(Figure data in JSON)
________________
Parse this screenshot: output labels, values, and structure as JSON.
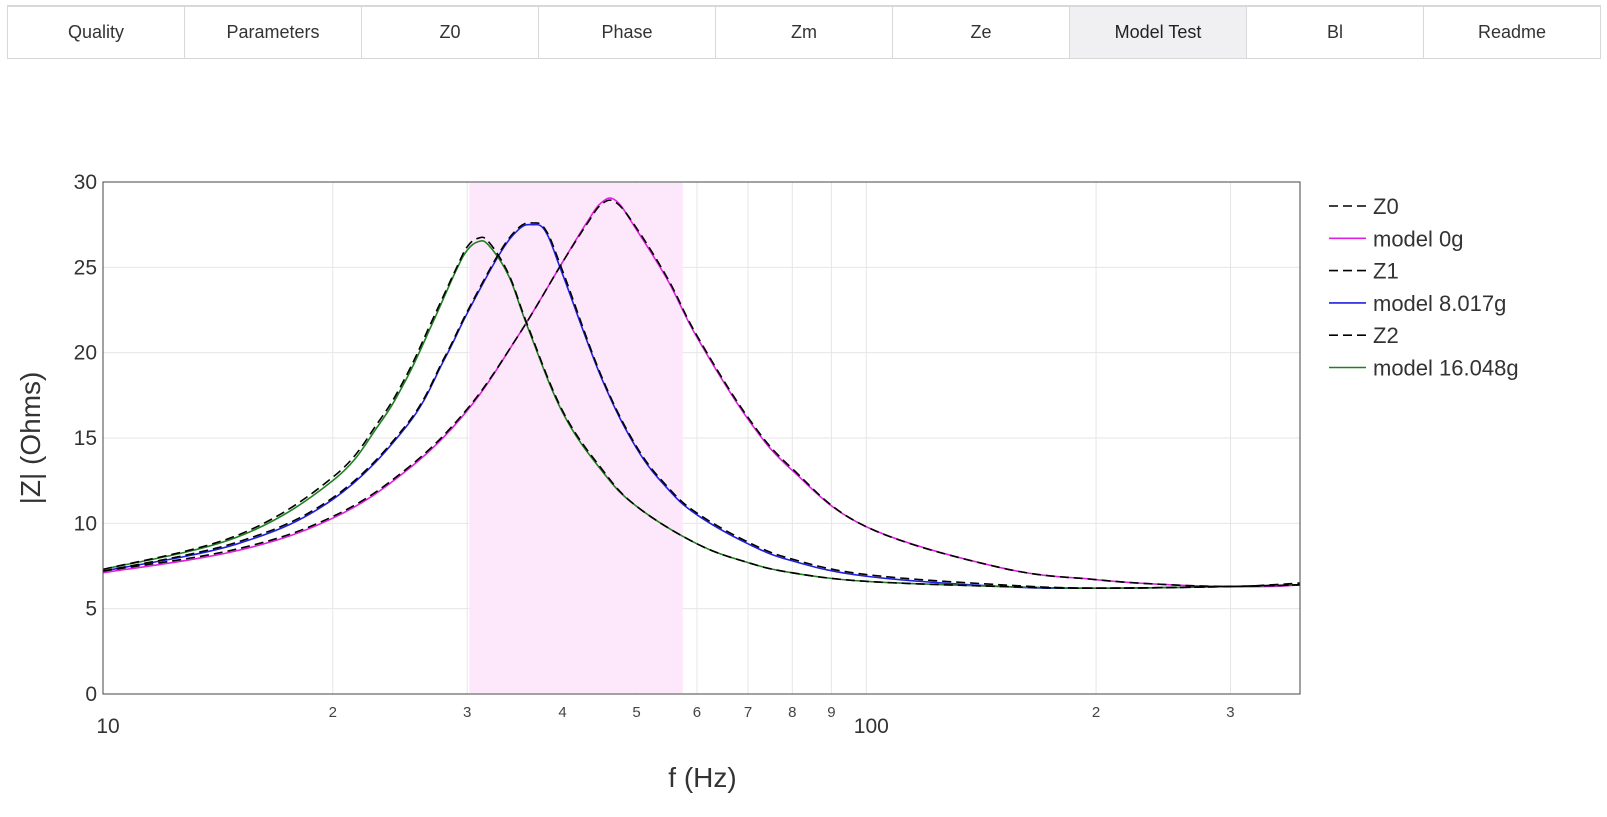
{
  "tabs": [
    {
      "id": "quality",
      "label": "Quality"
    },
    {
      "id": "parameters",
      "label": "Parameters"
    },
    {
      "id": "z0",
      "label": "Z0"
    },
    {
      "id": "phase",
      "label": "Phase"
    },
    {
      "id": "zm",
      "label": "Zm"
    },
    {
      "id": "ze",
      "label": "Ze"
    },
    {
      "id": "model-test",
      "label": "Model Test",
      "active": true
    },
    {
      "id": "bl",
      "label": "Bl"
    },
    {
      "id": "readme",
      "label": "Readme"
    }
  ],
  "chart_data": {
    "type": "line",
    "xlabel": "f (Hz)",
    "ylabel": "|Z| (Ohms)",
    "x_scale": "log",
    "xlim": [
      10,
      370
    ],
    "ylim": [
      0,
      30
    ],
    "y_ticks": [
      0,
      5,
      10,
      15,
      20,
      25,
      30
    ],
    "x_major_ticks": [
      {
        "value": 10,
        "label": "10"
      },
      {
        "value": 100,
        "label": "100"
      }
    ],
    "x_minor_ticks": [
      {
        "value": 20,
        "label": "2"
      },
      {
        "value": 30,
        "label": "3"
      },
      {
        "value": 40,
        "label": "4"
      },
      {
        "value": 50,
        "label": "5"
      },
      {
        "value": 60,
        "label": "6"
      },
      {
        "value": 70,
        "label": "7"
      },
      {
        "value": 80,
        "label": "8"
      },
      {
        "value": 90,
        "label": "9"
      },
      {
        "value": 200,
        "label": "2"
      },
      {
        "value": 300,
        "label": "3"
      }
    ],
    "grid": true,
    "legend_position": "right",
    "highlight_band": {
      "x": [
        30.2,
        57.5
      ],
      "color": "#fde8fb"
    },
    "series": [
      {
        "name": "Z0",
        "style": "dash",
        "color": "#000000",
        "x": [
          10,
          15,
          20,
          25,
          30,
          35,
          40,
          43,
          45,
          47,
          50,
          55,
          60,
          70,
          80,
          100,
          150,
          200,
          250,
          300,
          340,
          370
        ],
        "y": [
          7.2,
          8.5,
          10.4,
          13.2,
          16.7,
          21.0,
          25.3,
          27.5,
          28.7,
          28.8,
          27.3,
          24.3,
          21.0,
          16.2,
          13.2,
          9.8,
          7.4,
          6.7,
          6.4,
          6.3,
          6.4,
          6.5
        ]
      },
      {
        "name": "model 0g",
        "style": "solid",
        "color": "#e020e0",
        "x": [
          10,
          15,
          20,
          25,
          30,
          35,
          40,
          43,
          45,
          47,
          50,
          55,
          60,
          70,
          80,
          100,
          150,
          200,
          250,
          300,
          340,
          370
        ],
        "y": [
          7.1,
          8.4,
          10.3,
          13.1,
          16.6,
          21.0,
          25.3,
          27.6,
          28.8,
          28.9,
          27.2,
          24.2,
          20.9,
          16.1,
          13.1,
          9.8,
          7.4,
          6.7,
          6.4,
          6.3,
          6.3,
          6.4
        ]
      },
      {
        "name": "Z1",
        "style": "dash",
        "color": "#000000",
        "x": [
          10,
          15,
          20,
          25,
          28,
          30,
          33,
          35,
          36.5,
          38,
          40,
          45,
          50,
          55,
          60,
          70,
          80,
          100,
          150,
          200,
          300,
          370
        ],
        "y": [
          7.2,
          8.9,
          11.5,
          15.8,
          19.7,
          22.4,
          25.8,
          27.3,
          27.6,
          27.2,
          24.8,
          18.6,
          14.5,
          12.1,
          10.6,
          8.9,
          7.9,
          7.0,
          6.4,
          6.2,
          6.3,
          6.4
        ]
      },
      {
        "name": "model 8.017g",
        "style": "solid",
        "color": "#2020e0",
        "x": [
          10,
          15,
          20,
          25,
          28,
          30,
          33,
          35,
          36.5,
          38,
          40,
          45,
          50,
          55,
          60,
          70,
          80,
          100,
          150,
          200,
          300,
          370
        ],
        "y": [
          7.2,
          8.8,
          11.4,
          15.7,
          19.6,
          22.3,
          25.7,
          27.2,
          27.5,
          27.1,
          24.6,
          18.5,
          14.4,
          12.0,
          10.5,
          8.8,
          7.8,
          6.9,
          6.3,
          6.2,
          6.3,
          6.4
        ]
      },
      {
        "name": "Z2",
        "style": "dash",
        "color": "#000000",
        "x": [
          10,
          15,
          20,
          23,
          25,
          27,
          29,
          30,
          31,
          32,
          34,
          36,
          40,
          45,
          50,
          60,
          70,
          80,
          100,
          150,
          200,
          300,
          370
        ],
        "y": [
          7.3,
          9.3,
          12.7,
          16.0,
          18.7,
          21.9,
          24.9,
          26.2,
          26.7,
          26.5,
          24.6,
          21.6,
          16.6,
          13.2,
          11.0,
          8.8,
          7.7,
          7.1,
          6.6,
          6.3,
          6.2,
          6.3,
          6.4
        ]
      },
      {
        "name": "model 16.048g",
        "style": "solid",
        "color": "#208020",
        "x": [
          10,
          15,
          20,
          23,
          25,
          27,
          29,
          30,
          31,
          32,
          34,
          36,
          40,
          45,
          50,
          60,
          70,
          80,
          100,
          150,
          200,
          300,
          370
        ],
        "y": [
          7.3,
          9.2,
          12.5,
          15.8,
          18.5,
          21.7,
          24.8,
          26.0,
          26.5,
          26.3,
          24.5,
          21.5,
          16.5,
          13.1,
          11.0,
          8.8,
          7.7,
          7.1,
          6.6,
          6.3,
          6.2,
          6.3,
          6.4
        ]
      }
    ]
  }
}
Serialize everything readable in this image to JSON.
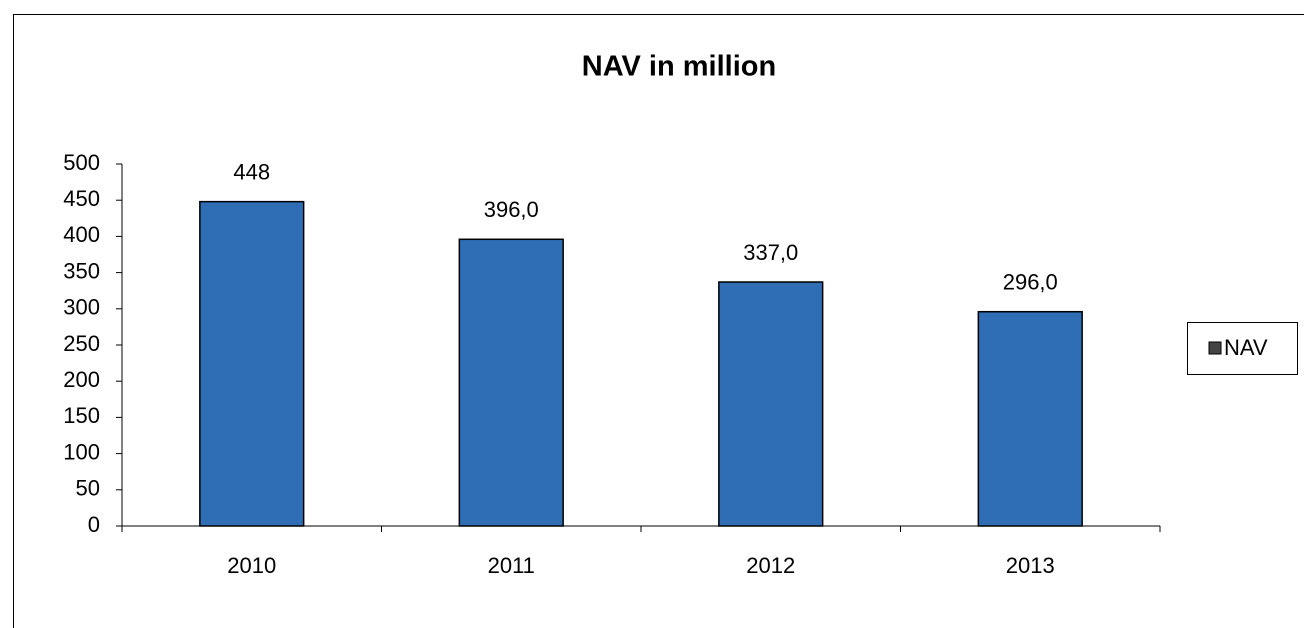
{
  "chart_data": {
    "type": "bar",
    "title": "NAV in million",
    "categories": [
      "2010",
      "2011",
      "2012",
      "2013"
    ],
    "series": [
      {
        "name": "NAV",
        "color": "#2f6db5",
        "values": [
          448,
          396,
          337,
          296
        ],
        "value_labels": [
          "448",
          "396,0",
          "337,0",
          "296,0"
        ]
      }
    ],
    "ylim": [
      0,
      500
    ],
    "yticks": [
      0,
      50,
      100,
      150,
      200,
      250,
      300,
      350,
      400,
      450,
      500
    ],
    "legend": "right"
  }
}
________________
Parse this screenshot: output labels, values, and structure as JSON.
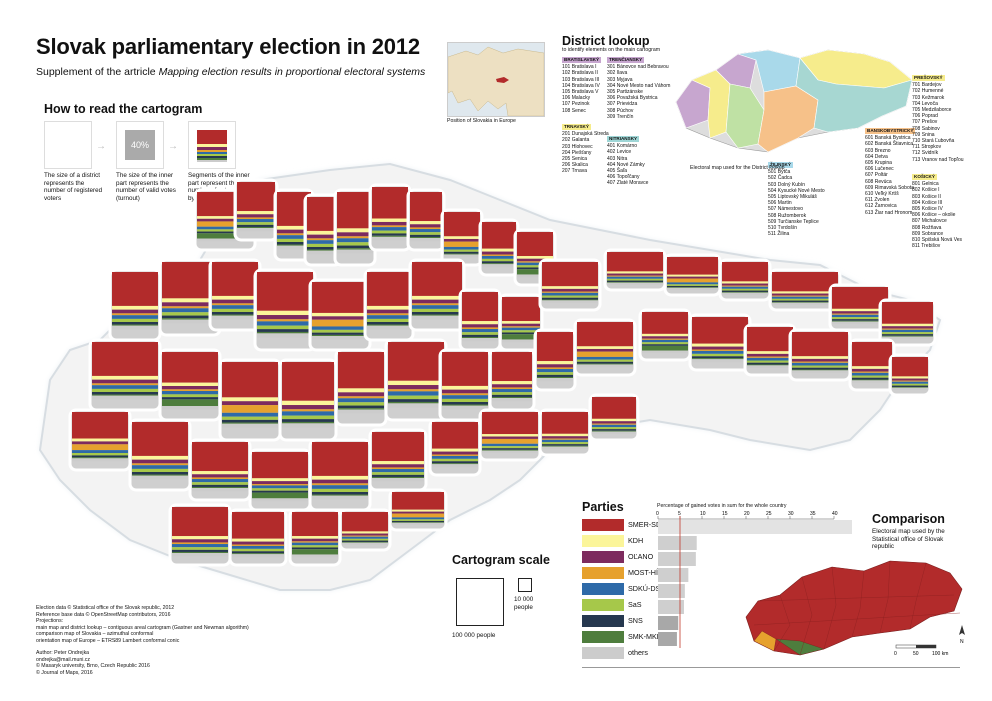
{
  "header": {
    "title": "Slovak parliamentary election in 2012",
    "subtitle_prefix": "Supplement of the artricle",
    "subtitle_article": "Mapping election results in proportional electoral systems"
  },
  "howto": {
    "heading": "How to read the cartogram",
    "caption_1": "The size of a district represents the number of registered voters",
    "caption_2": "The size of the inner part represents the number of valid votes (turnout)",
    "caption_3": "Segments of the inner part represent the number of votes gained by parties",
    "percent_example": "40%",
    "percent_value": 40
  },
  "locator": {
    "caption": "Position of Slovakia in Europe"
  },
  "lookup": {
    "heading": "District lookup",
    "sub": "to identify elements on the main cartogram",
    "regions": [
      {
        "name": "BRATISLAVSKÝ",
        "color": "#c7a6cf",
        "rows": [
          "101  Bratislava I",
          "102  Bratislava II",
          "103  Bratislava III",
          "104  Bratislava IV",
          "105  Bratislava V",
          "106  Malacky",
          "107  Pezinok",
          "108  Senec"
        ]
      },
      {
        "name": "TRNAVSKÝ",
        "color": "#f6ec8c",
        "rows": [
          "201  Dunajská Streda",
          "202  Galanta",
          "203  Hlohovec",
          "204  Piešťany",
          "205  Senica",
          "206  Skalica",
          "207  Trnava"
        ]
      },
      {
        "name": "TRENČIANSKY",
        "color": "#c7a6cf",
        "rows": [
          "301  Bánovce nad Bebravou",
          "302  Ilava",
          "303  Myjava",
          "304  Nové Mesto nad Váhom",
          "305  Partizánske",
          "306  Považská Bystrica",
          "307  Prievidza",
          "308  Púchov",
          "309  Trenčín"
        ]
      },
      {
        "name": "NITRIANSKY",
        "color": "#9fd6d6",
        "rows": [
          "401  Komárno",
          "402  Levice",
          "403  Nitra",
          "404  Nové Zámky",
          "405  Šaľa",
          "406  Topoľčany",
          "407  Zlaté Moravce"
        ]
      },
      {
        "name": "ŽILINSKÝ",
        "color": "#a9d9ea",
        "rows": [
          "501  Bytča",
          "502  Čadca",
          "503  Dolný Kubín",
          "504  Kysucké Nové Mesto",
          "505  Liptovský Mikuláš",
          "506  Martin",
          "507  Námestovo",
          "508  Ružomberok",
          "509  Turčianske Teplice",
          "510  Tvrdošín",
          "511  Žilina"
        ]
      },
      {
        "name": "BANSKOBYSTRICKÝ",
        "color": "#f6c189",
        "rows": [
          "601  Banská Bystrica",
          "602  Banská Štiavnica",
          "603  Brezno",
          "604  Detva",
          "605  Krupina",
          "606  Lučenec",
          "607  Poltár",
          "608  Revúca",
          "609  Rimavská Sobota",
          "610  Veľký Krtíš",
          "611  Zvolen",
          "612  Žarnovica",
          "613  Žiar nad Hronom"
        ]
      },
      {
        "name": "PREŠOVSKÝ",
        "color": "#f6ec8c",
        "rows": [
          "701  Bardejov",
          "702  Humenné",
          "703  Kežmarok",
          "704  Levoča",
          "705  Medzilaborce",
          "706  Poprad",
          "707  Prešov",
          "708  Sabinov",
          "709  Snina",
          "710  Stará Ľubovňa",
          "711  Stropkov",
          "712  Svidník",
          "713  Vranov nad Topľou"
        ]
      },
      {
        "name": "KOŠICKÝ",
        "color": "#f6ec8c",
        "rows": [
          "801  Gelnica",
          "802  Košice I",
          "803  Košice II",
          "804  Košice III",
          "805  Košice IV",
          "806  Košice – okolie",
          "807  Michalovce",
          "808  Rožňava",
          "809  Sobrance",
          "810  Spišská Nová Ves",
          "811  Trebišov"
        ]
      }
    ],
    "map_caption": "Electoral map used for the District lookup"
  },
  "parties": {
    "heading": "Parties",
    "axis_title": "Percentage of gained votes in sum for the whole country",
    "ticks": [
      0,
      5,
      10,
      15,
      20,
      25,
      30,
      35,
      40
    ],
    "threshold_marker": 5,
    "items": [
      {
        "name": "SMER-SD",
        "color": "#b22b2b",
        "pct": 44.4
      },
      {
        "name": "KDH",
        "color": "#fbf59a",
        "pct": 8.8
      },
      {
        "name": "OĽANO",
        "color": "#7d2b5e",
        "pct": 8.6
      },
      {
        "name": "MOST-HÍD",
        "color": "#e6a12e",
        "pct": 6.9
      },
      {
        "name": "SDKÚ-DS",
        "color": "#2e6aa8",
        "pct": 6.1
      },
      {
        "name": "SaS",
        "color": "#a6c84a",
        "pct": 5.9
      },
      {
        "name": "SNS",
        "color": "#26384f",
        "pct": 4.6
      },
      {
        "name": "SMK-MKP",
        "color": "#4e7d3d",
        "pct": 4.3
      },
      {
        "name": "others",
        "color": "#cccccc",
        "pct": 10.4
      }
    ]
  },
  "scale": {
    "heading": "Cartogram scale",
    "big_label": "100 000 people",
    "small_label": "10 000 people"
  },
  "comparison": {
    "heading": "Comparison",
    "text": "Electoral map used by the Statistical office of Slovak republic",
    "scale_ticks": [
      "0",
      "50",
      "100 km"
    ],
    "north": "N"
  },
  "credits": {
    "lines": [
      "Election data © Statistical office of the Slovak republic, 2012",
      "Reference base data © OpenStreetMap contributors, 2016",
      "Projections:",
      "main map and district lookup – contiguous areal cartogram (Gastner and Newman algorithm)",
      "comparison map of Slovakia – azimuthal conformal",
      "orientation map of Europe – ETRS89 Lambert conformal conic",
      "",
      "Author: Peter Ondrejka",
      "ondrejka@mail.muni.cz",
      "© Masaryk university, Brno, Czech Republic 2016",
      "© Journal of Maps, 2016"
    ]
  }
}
________________
▶ **REQUIREMENTS**: Among the records above, find each line holding the string "number" and pull it out.

▶ **RESPONSE TO THE EXERCISE**:
    "caption_1": "The size of a district represents the number of registered voters",
    "caption_2": "The size of the inner part represents the number of valid votes (turnout)",
    "caption_3": "Segments of the inner part represent the number of votes gained by parties",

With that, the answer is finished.